Stated task: All of the data that follows should be retyped exactly, please, except the pictures.
--
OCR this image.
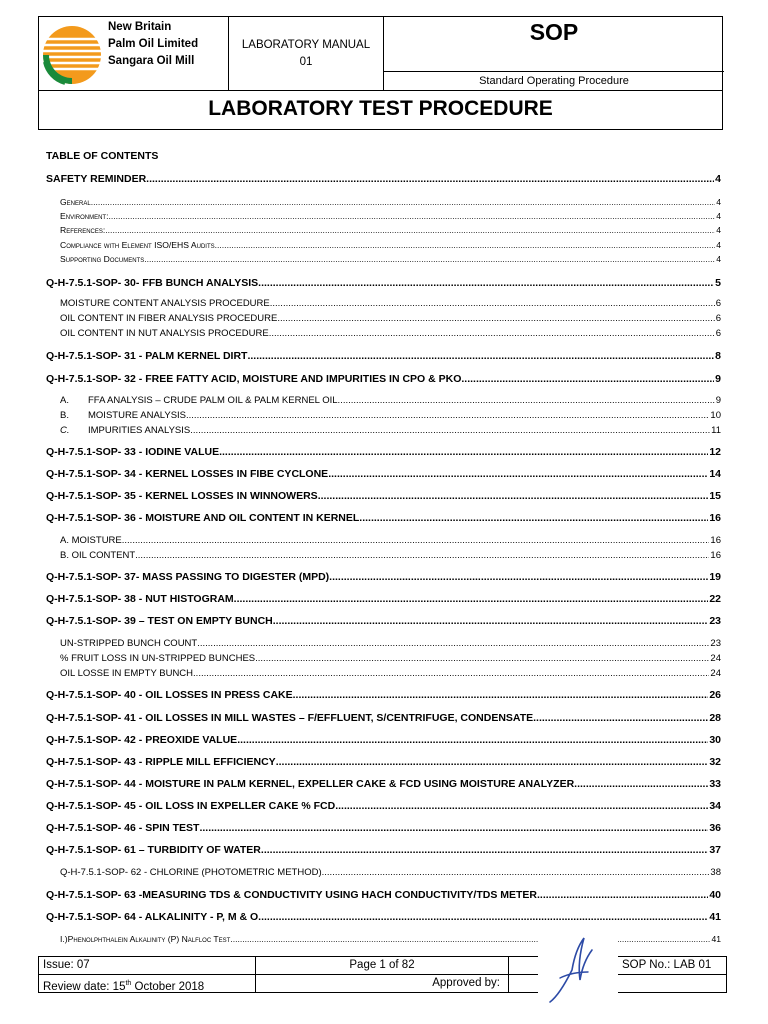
New Britain
Palm Oil Limited
Sangara Oil Mill
LABORATORY MANUAL
01
SOP
Standard Operating Procedure
LABORATORY TEST PROCEDURE
TABLE OF CONTENTS
SAFETY REMINDER .....	4
General .....	4
Environment: .....	4
References: .....	4
Compliance with Element ISO/EHS Audits .....	4
Supporting Documents .....	4
Q-H-7.5.1-SOP- 30- FFB BUNCH ANALYSIS .....	5
MOISTURE CONTENT ANALYSIS PROCEDURE .....	6
OIL CONTENT IN FIBER ANALYSIS PROCEDURE .....	6
OIL CONTENT IN NUT ANALYSIS PROCEDURE .....	6
Q-H-7.5.1-SOP- 31 - PALM KERNEL DIRT .....	8
Q-H-7.5.1-SOP- 32 - FREE FATTY ACID, MOISTURE AND IMPURITIES IN CPO & PKO .....	9
A.	FFA ANALYSIS – CRUDE PALM OIL & PALM KERNEL OIL .....	9
B.	MOISTURE ANALYSIS .....	10
C.	IMPURITIES ANALYSIS .....	11
Q-H-7.5.1-SOP- 33 - IODINE VALUE .....	12
Q-H-7.5.1-SOP- 34 - KERNEL LOSSES IN FIBE CYCLONE .....	14
Q-H-7.5.1-SOP- 35 - KERNEL LOSSES IN WINNOWERS .....	15
Q-H-7.5.1-SOP- 36 - MOISTURE AND OIL CONTENT IN KERNEL .....	16
A. MOISTURE .....	16
B. OIL CONTENT .....	16
Q-H-7.5.1-SOP- 37- MASS PASSING TO DIGESTER (MPD) .....	19
Q-H-7.5.1-SOP- 38 - NUT HISTOGRAM .....	22
Q-H-7.5.1-SOP- 39 – TEST ON EMPTY BUNCH .....	23
UN-STRIPPED BUNCH COUNT .....	23
% FRUIT LOSS IN UN-STRIPPED BUNCHES .....	24
OIL LOSSE IN EMPTY BUNCH .....	24
Q-H-7.5.1-SOP- 40 - OIL LOSSES IN PRESS CAKE .....	26
Q-H-7.5.1-SOP- 41 - OIL LOSSES IN MILL WASTES – F/EFFLUENT, S/CENTRIFUGE, CONDENSATE .....	28
Q-H-7.5.1-SOP- 42 - PREOXIDE VALUE .....	30
Q-H-7.5.1-SOP- 43 - RIPPLE MILL EFFICIENCY .....	32
Q-H-7.5.1-SOP- 44 - MOISTURE IN PALM KERNEL, EXPELLER CAKE & FCD USING MOISTURE ANALYZER .....	33
Q-H-7.5.1-SOP- 45 - OIL LOSS IN EXPELLER CAKE % FCD .....	34
Q-H-7.5.1-SOP- 46 - SPIN TEST .....	36
Q-H-7.5.1-SOP- 61 – TURBIDITY OF WATER .....	37
Q-H-7.5.1-SOP- 62 - CHLORINE (PHOTOMETRIC METHOD) .....	38
Q-H-7.5.1-SOP- 63 -MEASURING TDS & CONDUCTIVITY USING HACH CONDUCTIVITY/TDS METER .....	40
Q-H-7.5.1-SOP- 64 - ALKALINITY - P, M & O .....	41
I.)Phenolphthalein Alkalinity (P) Nalfloc Test .....	41
Issue: 07
Review date: 15th October 2018
Page 1 of 82
Approved by:
SOP No.: LAB 01
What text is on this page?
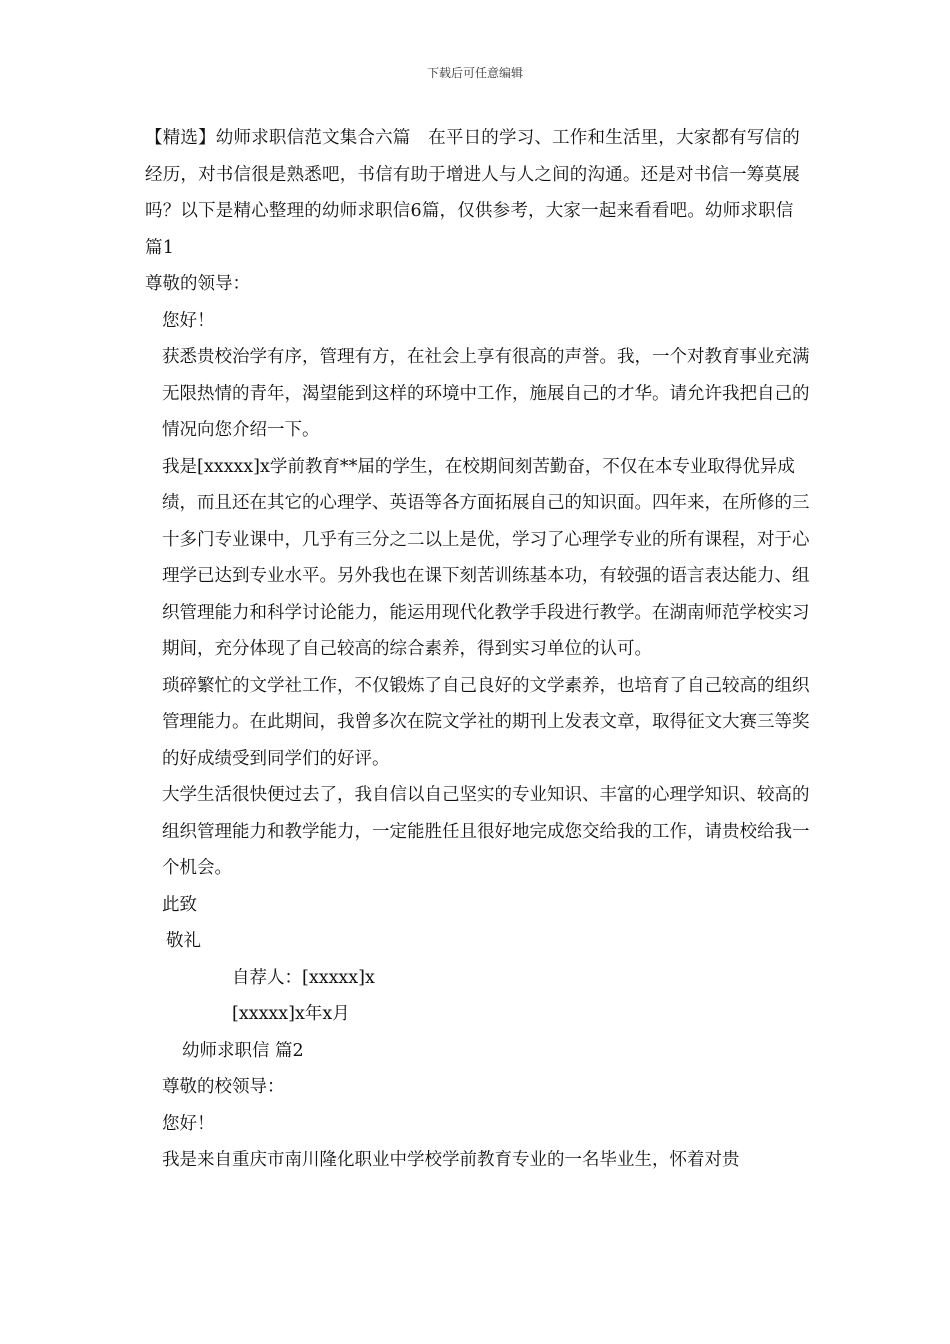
下载后可任意编辑

【精选】幼师求职信范文集合六篇　在平日的学习、工作和生活里，大家都有写信的经历，对书信很是熟悉吧，书信有助于增进人与人之间的沟通。还是对书信一筹莫展吗？以下是精心整理的幼师求职信6篇，仅供参考，大家一起来看看吧。幼师求职信 篇1

尊敬的领导：

您好！

获悉贵校治学有序，管理有方，在社会上享有很高的声誉。我，一个对教育事业充满无限热情的青年，渴望能到这样的环境中工作，施展自己的才华。请允许我把自己的情况向您介绍一下。

我是[xxxxx]x学前教育**届的学生，在校期间刻苦勤奋，不仅在本专业取得优异成绩，而且还在其它的心理学、英语等各方面拓展自己的知识面。四年来，在所修的三十多门专业课中，几乎有三分之二以上是优，学习了心理学专业的所有课程，对于心理学已达到专业水平。另外我也在课下刻苦训练基本功，有较强的语言表达能力、组织管理能力和科学讨论能力，能运用现代化教学手段进行教学。在湖南师范学校实习期间，充分体现了自己较高的综合素养，得到实习单位的认可。

琐碎繁忙的文学社工作，不仅锻炼了自己良好的文学素养，也培育了自己较高的组织管理能力。在此期间，我曾多次在院文学社的期刊上发表文章，取得征文大赛三等奖的好成绩受到同学们的好评。

大学生活很快便过去了，我自信以自己坚实的专业知识、丰富的心理学知识、较高的组织管理能力和教学能力，一定能胜任且很好地完成您交给我的工作，请贵校给我一个机会。

此致

敬礼

自荐人：[xxxxx]x

[xxxxx]x年x月

幼师求职信 篇2

尊敬的校领导：

您好！

我是来自重庆市南川隆化职业中学校学前教育专业的一名毕业生，怀着对贵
--
Answer to the problem:
OCR this image.
New Britain
Palm Oil Limited
Sangara Oil Mill
LABORATORY MANUAL
01
SOP
Standard Operating Procedure
LABORATORY TEST PROCEDURE
TABLE OF CONTENTS
SAFETY REMINDER .....	4
General .....	4
Environment: .....	4
References: .....	4
Compliance with Element ISO/EHS Audits .....	4
Supporting Documents .....	4
Q-H-7.5.1-SOP- 30- FFB BUNCH ANALYSIS .....	5
MOISTURE CONTENT ANALYSIS PROCEDURE .....	6
OIL CONTENT IN FIBER ANALYSIS PROCEDURE .....	6
OIL CONTENT IN NUT ANALYSIS PROCEDURE .....	6
Q-H-7.5.1-SOP- 31 - PALM KERNEL DIRT .....	8
Q-H-7.5.1-SOP- 32 - FREE FATTY ACID, MOISTURE AND IMPURITIES IN CPO & PKO .....	9
A.	FFA ANALYSIS – CRUDE PALM OIL & PALM KERNEL OIL .....	9
B.	MOISTURE ANALYSIS .....	10
C.	IMPURITIES ANALYSIS .....	11
Q-H-7.5.1-SOP- 33 - IODINE VALUE .....	12
Q-H-7.5.1-SOP- 34 - KERNEL LOSSES IN FIBE CYCLONE .....	14
Q-H-7.5.1-SOP- 35 - KERNEL LOSSES IN WINNOWERS .....	15
Q-H-7.5.1-SOP- 36 - MOISTURE AND OIL CONTENT IN KERNEL .....	16
A. MOISTURE .....	16
B. OIL CONTENT .....	16
Q-H-7.5.1-SOP- 37- MASS PASSING TO DIGESTER (MPD) .....	19
Q-H-7.5.1-SOP- 38 - NUT HISTOGRAM .....	22
Q-H-7.5.1-SOP- 39 – TEST ON EMPTY BUNCH .....	23
UN-STRIPPED BUNCH COUNT .....	23
% FRUIT LOSS IN UN-STRIPPED BUNCHES .....	24
OIL LOSSE IN EMPTY BUNCH .....	24
Q-H-7.5.1-SOP- 40 - OIL LOSSES IN PRESS CAKE .....	26
Q-H-7.5.1-SOP- 41 - OIL LOSSES IN MILL WASTES – F/EFFLUENT, S/CENTRIFUGE, CONDENSATE .....	28
Q-H-7.5.1-SOP- 42 - PREOXIDE VALUE .....	30
Q-H-7.5.1-SOP- 43 - RIPPLE MILL EFFICIENCY .....	32
Q-H-7.5.1-SOP- 44 - MOISTURE IN PALM KERNEL, EXPELLER CAKE & FCD USING MOISTURE ANALYZER .....	33
Q-H-7.5.1-SOP- 45 - OIL LOSS IN EXPELLER CAKE % FCD .....	34
Q-H-7.5.1-SOP- 46 - SPIN TEST .....	36
Q-H-7.5.1-SOP- 61 – TURBIDITY OF WATER .....	37
Q-H-7.5.1-SOP- 62 - CHLORINE (PHOTOMETRIC METHOD) .....	38
Q-H-7.5.1-SOP- 63 -MEASURING TDS & CONDUCTIVITY USING HACH CONDUCTIVITY/TDS METER .....	40
Q-H-7.5.1-SOP- 64 - ALKALINITY - P, M & O .....	41
I.)Phenolphthalein Alkalinity (P) Nalfloc Test .....	41
Issue: 07
Review date: 15th October 2018
Page 1 of 82
Approved by:
SOP No.: LAB 01
What text is on this page?
下载后可任意编辑

【精选】幼师求职信范文集合六篇　在平日的学习、工作和生活里，大家都有写信的经历，对书信很是熟悉吧，书信有助于增进人与人之间的沟通。还是对书信一筹莫展吗？以下是精心整理的幼师求职信6篇，仅供参考，大家一起来看看吧。幼师求职信 篇1

尊敬的领导：

您好！

获悉贵校治学有序，管理有方，在社会上享有很高的声誉。我，一个对教育事业充满无限热情的青年，渴望能到这样的环境中工作，施展自己的才华。请允许我把自己的情况向您介绍一下。

我是[xxxxx]x学前教育**届的学生，在校期间刻苦勤奋，不仅在本专业取得优异成绩，而且还在其它的心理学、英语等各方面拓展自己的知识面。四年来，在所修的三十多门专业课中，几乎有三分之二以上是优，学习了心理学专业的所有课程，对于心理学已达到专业水平。另外我也在课下刻苦训练基本功，有较强的语言表达能力、组织管理能力和科学讨论能力，能运用现代化教学手段进行教学。在湖南师范学校实习期间，充分体现了自己较高的综合素养，得到实习单位的认可。

琐碎繁忙的文学社工作，不仅锻炼了自己良好的文学素养，也培育了自己较高的组织管理能力。在此期间，我曾多次在院文学社的期刊上发表文章，取得征文大赛三等奖的好成绩受到同学们的好评。

大学生活很快便过去了，我自信以自己坚实的专业知识、丰富的心理学知识、较高的组织管理能力和教学能力，一定能胜任且很好地完成您交给我的工作，请贵校给我一个机会。

此致

敬礼

自荐人：[xxxxx]x

[xxxxx]x年x月

幼师求职信 篇2

尊敬的校领导：

您好！

我是来自重庆市南川隆化职业中学校学前教育专业的一名毕业生，怀着对贵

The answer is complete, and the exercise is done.